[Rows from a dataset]
────────

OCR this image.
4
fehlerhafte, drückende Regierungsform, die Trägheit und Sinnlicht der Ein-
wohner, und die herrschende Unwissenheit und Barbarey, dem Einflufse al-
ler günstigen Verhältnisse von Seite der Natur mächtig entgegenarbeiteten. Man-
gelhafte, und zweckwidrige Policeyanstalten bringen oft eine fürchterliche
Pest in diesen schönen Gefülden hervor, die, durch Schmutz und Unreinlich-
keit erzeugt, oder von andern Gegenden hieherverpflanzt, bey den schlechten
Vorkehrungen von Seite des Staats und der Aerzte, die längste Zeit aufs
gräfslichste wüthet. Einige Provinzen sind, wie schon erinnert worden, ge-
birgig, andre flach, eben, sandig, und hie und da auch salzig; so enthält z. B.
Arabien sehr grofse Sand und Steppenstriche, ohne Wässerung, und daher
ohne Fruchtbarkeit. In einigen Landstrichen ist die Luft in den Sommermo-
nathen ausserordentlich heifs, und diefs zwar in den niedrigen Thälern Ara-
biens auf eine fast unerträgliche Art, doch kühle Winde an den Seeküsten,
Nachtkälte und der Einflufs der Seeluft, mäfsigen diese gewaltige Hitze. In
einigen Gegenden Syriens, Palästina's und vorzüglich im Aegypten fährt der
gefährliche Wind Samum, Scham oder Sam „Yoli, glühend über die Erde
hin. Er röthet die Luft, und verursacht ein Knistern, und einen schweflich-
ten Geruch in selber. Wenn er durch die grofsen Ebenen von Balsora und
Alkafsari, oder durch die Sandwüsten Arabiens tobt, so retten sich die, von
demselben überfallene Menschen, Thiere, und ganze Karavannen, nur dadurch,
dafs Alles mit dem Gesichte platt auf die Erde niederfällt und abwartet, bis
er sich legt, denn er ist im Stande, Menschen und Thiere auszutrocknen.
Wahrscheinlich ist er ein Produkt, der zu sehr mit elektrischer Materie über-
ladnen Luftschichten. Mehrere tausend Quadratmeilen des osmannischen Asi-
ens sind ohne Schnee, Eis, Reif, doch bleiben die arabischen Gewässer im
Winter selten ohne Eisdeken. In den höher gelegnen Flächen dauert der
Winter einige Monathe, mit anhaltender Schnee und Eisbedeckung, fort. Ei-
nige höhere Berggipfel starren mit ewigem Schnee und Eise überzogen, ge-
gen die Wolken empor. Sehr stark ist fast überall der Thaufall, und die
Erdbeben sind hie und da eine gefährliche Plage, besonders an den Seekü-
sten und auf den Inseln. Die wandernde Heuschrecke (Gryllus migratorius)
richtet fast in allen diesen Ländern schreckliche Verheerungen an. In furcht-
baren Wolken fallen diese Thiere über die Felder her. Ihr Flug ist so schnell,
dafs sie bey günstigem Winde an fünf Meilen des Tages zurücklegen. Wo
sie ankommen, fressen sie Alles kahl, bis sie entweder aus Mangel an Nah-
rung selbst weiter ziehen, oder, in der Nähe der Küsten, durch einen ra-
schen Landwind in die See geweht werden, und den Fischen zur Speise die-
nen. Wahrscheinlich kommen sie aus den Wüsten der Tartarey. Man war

────────

Count how many lines of the listing above include "dafs" and report that number alone.

2